┌─ GIVEN RECORDS

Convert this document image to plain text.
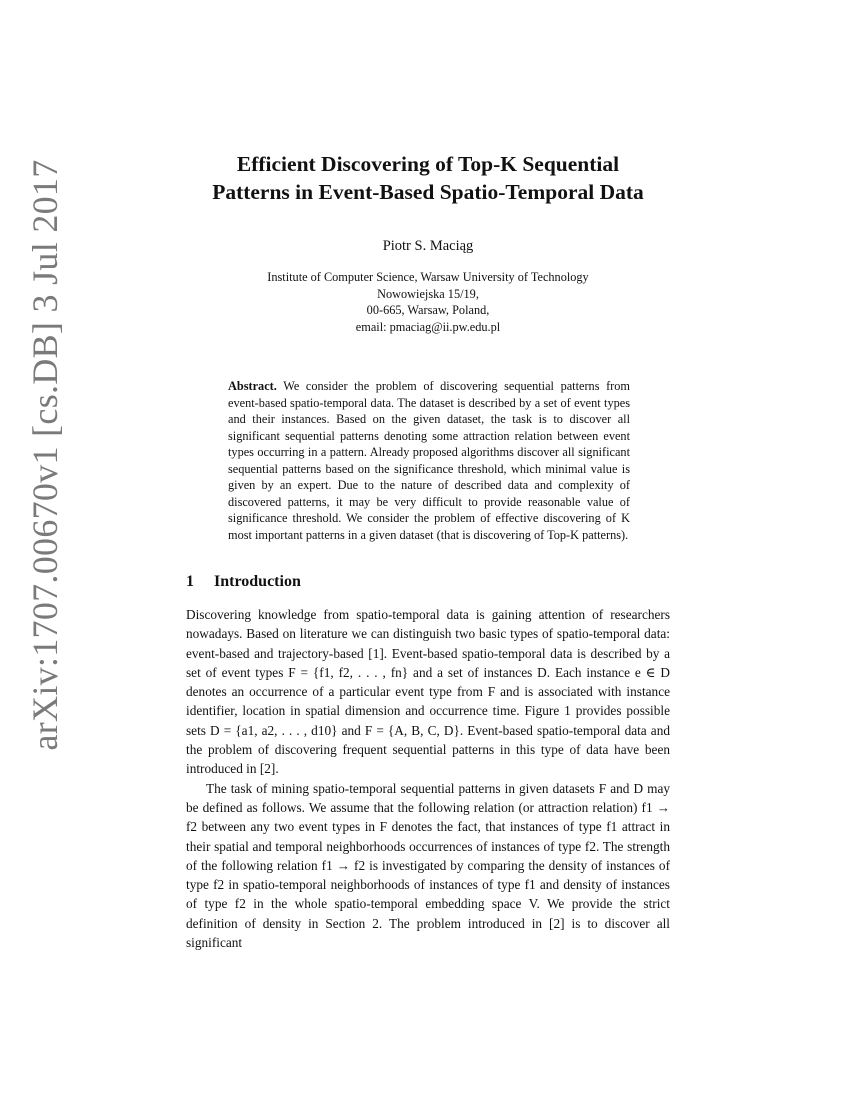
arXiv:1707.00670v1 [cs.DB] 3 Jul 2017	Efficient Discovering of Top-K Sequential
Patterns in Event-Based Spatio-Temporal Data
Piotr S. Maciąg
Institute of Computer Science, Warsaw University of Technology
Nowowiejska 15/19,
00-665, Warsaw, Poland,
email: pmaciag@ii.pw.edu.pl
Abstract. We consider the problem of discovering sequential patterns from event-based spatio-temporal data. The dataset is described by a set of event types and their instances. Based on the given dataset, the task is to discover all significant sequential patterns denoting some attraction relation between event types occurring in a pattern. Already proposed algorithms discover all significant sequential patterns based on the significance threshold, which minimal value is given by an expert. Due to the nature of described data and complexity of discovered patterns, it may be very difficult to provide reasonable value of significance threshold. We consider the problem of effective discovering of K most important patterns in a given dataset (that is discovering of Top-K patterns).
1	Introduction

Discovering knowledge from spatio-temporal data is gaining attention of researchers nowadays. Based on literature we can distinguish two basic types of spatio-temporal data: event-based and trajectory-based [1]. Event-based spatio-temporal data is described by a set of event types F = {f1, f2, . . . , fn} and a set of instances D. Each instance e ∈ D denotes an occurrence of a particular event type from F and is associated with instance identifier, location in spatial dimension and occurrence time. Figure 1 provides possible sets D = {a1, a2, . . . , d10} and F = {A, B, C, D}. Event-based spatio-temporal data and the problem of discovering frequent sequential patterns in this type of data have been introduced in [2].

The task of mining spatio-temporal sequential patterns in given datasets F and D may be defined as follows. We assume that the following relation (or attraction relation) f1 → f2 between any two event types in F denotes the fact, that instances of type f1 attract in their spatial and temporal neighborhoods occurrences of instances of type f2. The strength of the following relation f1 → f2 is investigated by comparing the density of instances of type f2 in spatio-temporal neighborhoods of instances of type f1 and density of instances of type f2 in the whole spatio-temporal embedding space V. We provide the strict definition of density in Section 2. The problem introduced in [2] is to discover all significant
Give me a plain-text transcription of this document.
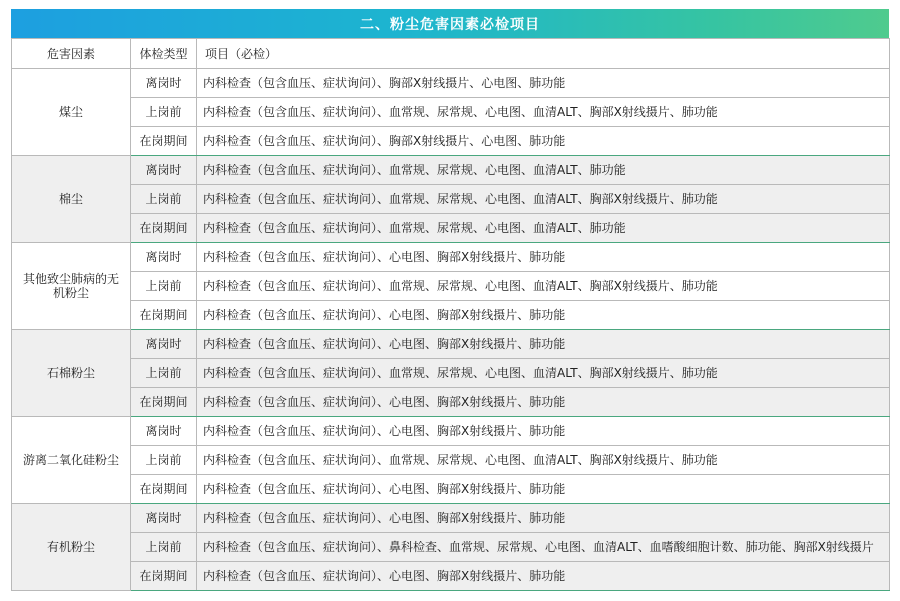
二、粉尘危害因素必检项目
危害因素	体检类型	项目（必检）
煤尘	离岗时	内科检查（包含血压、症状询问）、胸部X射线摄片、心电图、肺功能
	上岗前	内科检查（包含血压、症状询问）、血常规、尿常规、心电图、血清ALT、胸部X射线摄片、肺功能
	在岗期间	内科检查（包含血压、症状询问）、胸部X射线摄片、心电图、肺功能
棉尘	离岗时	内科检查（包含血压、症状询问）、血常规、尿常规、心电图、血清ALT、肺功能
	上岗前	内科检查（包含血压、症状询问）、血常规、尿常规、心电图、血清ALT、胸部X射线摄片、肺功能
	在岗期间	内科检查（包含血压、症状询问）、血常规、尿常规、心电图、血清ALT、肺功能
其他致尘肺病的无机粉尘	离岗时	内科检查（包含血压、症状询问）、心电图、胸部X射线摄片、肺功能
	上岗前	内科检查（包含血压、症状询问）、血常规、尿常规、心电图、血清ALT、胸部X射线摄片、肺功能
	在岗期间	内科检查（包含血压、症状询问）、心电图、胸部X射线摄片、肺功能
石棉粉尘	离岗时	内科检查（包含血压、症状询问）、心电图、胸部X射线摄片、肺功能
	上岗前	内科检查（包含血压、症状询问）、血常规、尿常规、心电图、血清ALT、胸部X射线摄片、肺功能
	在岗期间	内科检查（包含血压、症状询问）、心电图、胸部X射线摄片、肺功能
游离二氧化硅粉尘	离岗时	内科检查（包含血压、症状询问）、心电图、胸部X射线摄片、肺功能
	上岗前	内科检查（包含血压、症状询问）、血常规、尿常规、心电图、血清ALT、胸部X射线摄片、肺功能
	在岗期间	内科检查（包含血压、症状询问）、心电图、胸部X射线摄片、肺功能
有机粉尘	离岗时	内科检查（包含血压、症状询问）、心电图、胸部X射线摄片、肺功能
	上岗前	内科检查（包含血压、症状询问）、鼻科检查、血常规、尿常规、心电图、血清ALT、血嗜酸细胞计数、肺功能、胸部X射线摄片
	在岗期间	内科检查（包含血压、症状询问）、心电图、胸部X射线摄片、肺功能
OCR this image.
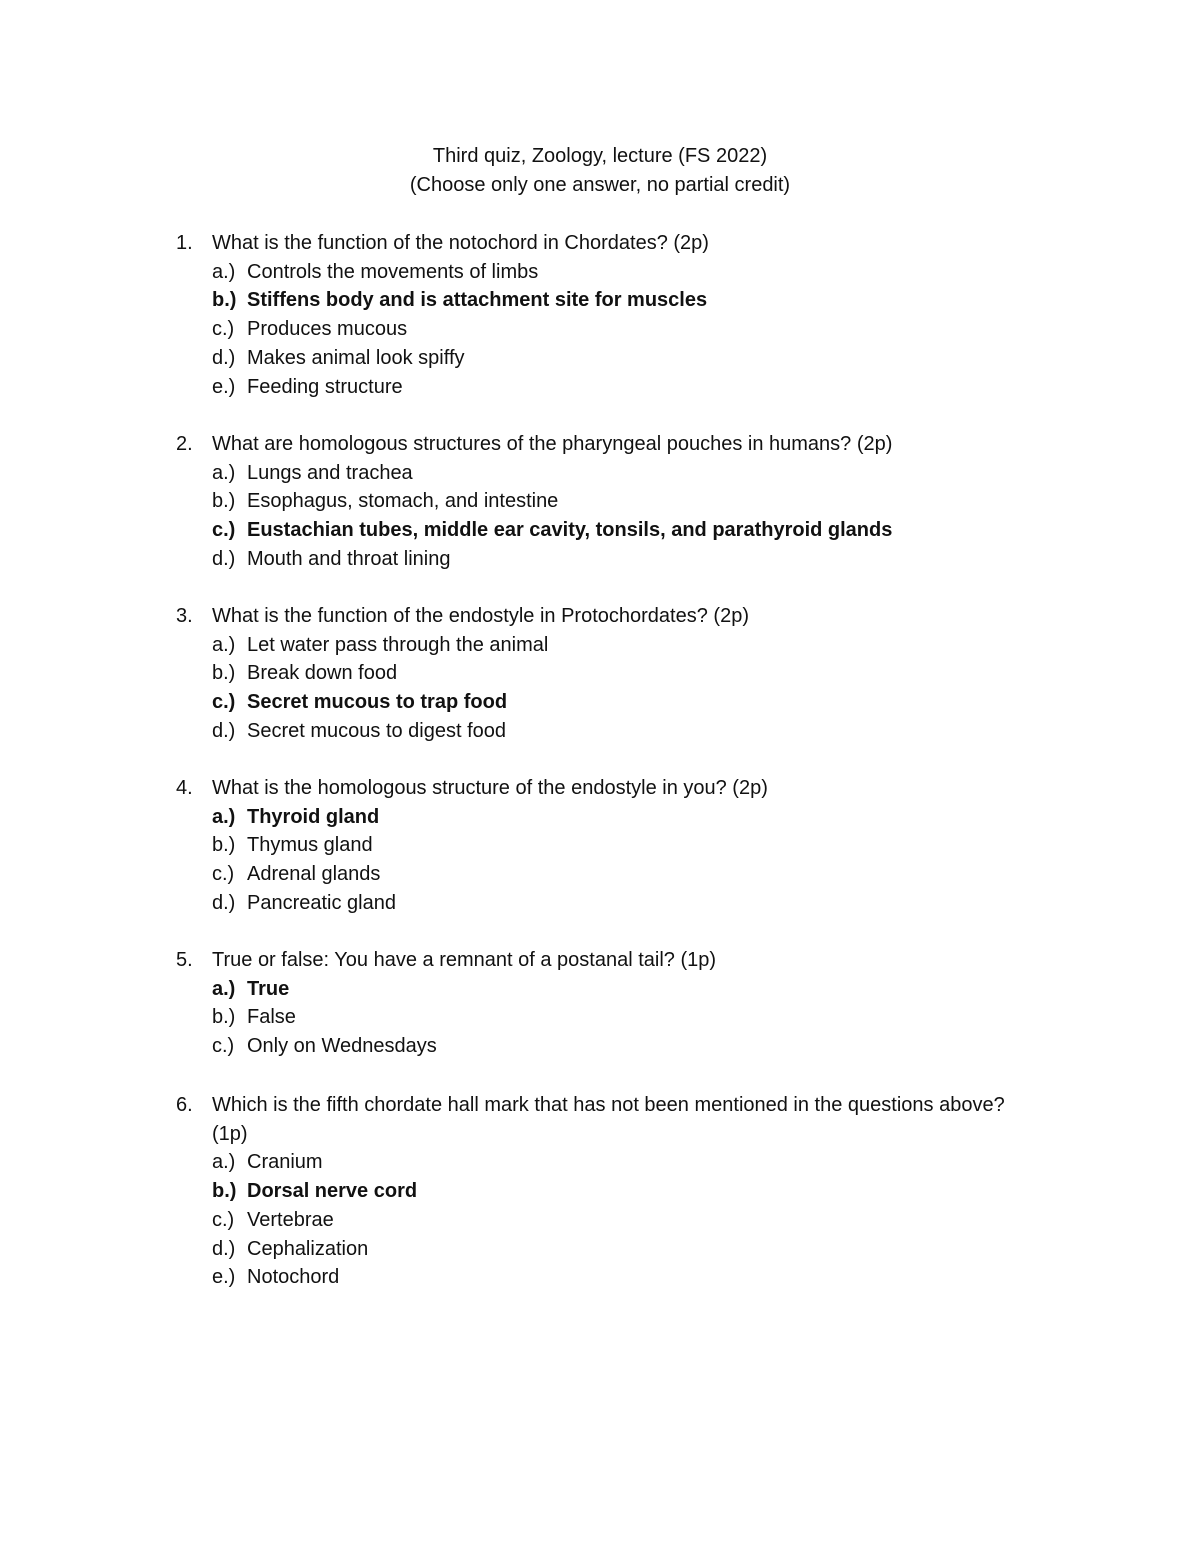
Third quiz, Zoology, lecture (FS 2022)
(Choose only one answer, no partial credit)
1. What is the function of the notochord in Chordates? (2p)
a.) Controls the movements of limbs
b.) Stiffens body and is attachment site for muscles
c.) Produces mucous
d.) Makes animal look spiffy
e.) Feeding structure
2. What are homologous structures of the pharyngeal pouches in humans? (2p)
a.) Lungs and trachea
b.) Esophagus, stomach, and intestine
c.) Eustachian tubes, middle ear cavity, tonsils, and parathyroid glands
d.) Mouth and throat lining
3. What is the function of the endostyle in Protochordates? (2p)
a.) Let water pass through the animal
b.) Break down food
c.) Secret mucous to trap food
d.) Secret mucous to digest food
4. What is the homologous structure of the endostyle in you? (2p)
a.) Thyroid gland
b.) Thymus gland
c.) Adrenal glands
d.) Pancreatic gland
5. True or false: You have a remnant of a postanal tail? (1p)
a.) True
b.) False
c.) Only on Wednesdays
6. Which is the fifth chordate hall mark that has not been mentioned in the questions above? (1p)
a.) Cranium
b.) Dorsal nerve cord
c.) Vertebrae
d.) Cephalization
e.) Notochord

└─

SET TASK →
Leaving out every picture, transcribe exactly the lines from the line that contains "OCR this image." through the final line of the entries above.

SOLUTION TO THE EXERCISE →
OCR this image.
Third quiz, Zoology, lecture (FS 2022)
(Choose only one answer, no partial credit)
1. What is the function of the notochord in Chordates? (2p)
a.) Controls the movements of limbs
b.) Stiffens body and is attachment site for muscles
c.) Produces mucous
d.) Makes animal look spiffy
e.) Feeding structure
2. What are homologous structures of the pharyngeal pouches in humans? (2p)
a.) Lungs and trachea
b.) Esophagus, stomach, and intestine
c.) Eustachian tubes, middle ear cavity, tonsils, and parathyroid glands
d.) Mouth and throat lining
3. What is the function of the endostyle in Protochordates? (2p)
a.) Let water pass through the animal
b.) Break down food
c.) Secret mucous to trap food
d.) Secret mucous to digest food
4. What is the homologous structure of the endostyle in you? (2p)
a.) Thyroid gland
b.) Thymus gland
c.) Adrenal glands
d.) Pancreatic gland
5. True or false: You have a remnant of a postanal tail? (1p)
a.) True
b.) False
c.) Only on Wednesdays
6. Which is the fifth chordate hall mark that has not been mentioned in the questions above? (1p)
a.) Cranium
b.) Dorsal nerve cord
c.) Vertebrae
d.) Cephalization
e.) Notochord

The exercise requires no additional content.